### YOUR OBJECTIVE
Reproduce the records below exactly, leaving out any pictures.

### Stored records
[start]

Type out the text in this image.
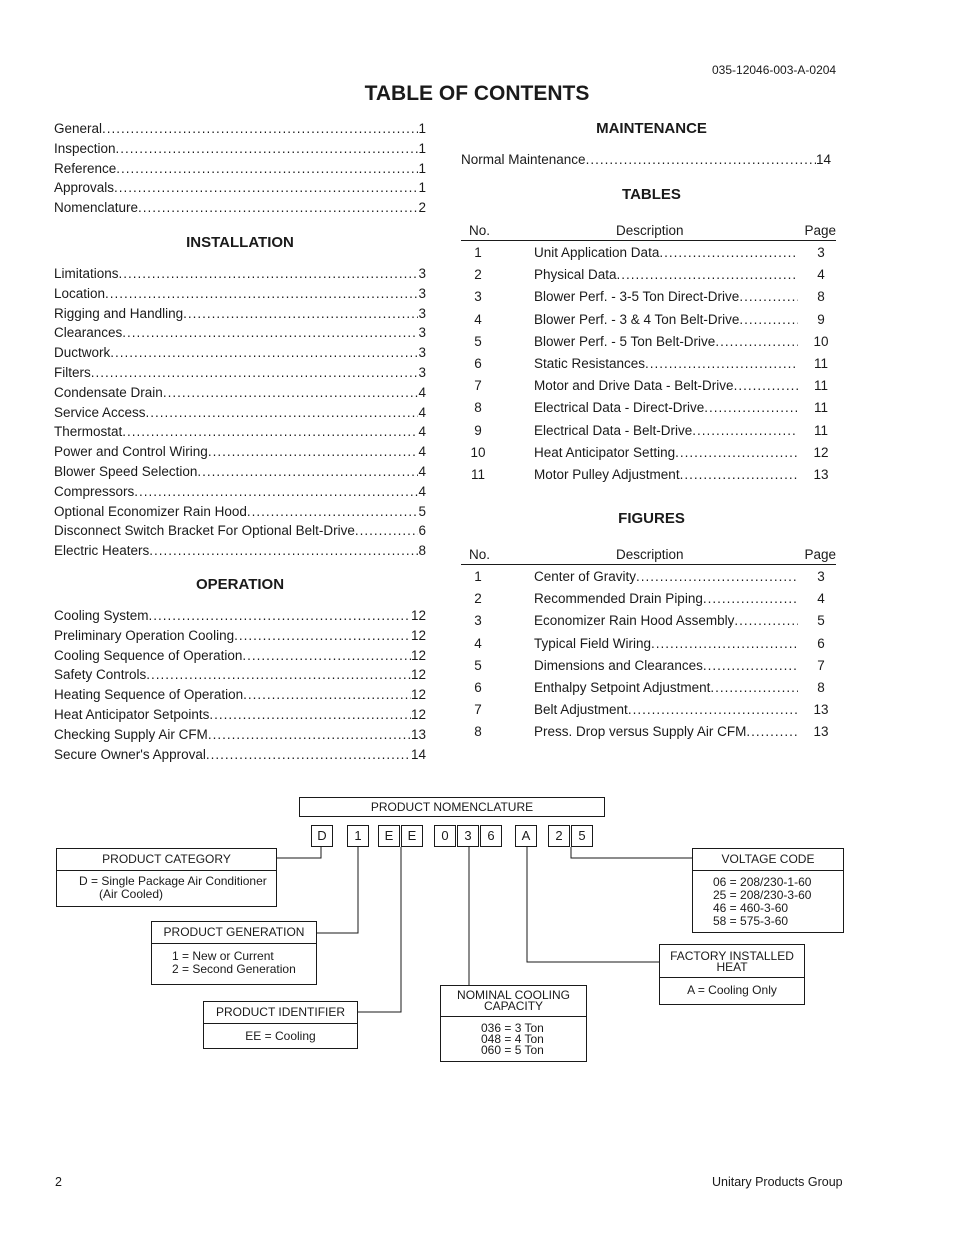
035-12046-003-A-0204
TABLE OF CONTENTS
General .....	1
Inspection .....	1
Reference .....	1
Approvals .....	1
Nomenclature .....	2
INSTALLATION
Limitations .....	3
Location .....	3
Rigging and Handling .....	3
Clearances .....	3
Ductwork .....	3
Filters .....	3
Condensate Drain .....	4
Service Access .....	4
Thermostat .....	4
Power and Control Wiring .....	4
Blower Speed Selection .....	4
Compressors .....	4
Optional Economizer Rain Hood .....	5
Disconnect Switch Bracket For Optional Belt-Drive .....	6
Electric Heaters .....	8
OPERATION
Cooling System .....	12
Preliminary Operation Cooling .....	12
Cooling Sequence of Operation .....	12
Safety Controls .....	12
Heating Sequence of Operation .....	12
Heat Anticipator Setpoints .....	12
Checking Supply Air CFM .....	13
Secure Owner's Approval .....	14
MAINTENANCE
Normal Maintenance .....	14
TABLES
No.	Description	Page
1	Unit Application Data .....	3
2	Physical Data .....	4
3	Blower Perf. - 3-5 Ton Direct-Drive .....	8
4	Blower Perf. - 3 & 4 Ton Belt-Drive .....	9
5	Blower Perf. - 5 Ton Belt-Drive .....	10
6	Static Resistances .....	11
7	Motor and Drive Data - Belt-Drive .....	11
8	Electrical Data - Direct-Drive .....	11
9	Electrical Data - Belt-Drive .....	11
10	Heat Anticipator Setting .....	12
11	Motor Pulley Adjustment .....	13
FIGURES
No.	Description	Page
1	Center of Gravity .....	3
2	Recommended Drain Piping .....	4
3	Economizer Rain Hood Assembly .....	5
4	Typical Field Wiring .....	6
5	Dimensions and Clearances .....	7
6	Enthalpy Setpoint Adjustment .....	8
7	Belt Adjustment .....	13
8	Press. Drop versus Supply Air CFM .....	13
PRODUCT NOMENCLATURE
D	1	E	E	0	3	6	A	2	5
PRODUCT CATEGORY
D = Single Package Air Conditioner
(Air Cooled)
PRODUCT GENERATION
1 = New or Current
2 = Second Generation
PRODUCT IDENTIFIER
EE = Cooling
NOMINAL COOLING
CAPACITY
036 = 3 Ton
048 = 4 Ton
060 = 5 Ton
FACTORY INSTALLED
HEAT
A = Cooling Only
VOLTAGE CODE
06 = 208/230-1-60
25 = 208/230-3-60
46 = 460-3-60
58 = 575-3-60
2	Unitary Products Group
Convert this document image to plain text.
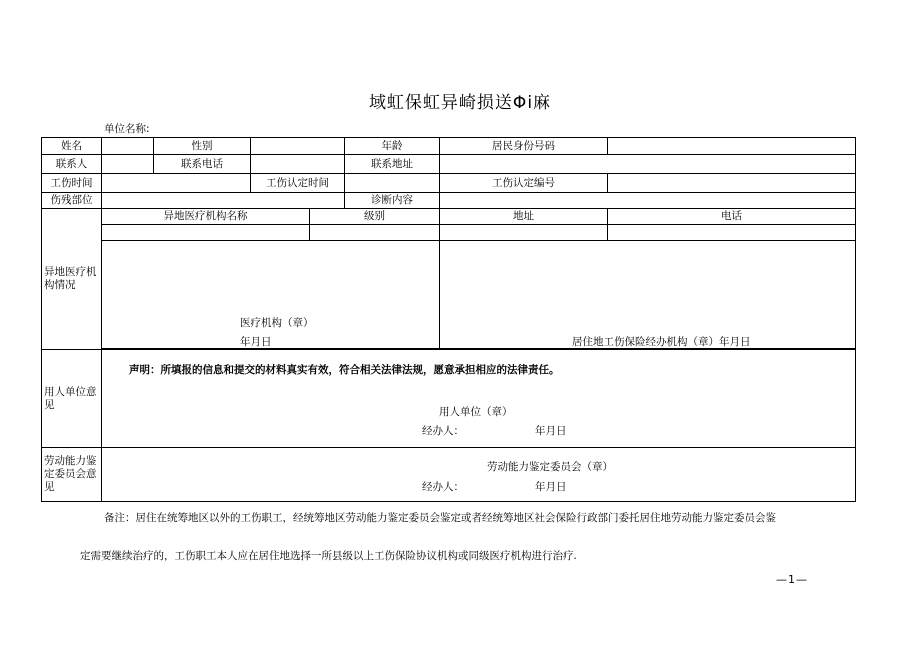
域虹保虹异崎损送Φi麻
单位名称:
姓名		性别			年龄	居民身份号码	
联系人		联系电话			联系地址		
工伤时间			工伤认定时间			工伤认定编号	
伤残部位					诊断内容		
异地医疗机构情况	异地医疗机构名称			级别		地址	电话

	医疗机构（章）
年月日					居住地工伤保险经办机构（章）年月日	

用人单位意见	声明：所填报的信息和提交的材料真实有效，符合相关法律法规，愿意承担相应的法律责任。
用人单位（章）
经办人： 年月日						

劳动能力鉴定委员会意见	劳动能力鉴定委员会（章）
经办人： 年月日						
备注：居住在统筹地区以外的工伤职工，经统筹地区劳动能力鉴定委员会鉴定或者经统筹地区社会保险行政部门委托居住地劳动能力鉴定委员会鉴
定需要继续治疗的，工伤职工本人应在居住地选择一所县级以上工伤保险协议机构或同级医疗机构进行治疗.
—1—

[end]

### SOLVED EXERCISE
Type out the text in this image.
035-12046-003-A-0204
TABLE OF CONTENTS
General .....	1
Inspection .....	1
Reference .....	1
Approvals .....	1
Nomenclature .....	2
INSTALLATION
Limitations .....	3
Location .....	3
Rigging and Handling .....	3
Clearances .....	3
Ductwork .....	3
Filters .....	3
Condensate Drain .....	4
Service Access .....	4
Thermostat .....	4
Power and Control Wiring .....	4
Blower Speed Selection .....	4
Compressors .....	4
Optional Economizer Rain Hood .....	5
Disconnect Switch Bracket For Optional Belt-Drive .....	6
Electric Heaters .....	8
OPERATION
Cooling System .....	12
Preliminary Operation Cooling .....	12
Cooling Sequence of Operation .....	12
Safety Controls .....	12
Heating Sequence of Operation .....	12
Heat Anticipator Setpoints .....	12
Checking Supply Air CFM .....	13
Secure Owner's Approval .....	14
MAINTENANCE
Normal Maintenance .....	14
TABLES
No.	Description	Page
1	Unit Application Data .....	3
2	Physical Data .....	4
3	Blower Perf. - 3-5 Ton Direct-Drive .....	8
4	Blower Perf. - 3 & 4 Ton Belt-Drive .....	9
5	Blower Perf. - 5 Ton Belt-Drive .....	10
6	Static Resistances .....	11
7	Motor and Drive Data - Belt-Drive .....	11
8	Electrical Data - Direct-Drive .....	11
9	Electrical Data - Belt-Drive .....	11
10	Heat Anticipator Setting .....	12
11	Motor Pulley Adjustment .....	13
FIGURES
No.	Description	Page
1	Center of Gravity .....	3
2	Recommended Drain Piping .....	4
3	Economizer Rain Hood Assembly .....	5
4	Typical Field Wiring .....	6
5	Dimensions and Clearances .....	7
6	Enthalpy Setpoint Adjustment .....	8
7	Belt Adjustment .....	13
8	Press. Drop versus Supply Air CFM .....	13
PRODUCT NOMENCLATURE
D	1	E	E	0	3	6	A	2	5
PRODUCT CATEGORY
D = Single Package Air Conditioner
(Air Cooled)
PRODUCT GENERATION
1 = New or Current
2 = Second Generation
PRODUCT IDENTIFIER
EE = Cooling
NOMINAL COOLING
CAPACITY
036 = 3 Ton
048 = 4 Ton
060 = 5 Ton
FACTORY INSTALLED
HEAT
A = Cooling Only
VOLTAGE CODE
06 = 208/230-1-60
25 = 208/230-3-60
46 = 460-3-60
58 = 575-3-60
2	Unitary Products Group
Convert this document image to plain text.
域虹保虹异崎损送Φi麻
单位名称:
姓名		性别			年龄	居民身份号码	
联系人		联系电话			联系地址		
工伤时间			工伤认定时间			工伤认定编号	
伤残部位					诊断内容		
异地医疗机构情况	异地医疗机构名称			级别		地址	电话

	医疗机构（章）
年月日					居住地工伤保险经办机构（章）年月日	

用人单位意见	声明：所填报的信息和提交的材料真实有效，符合相关法律法规，愿意承担相应的法律责任。
用人单位（章）
经办人： 年月日						

劳动能力鉴定委员会意见	劳动能力鉴定委员会（章）
经办人： 年月日						
备注：居住在统筹地区以外的工伤职工，经统筹地区劳动能力鉴定委员会鉴定或者经统筹地区社会保险行政部门委托居住地劳动能力鉴定委员会鉴
定需要继续治疗的，工伤职工本人应在居住地选择一所县级以上工伤保险协议机构或同级医疗机构进行治疗.
—1—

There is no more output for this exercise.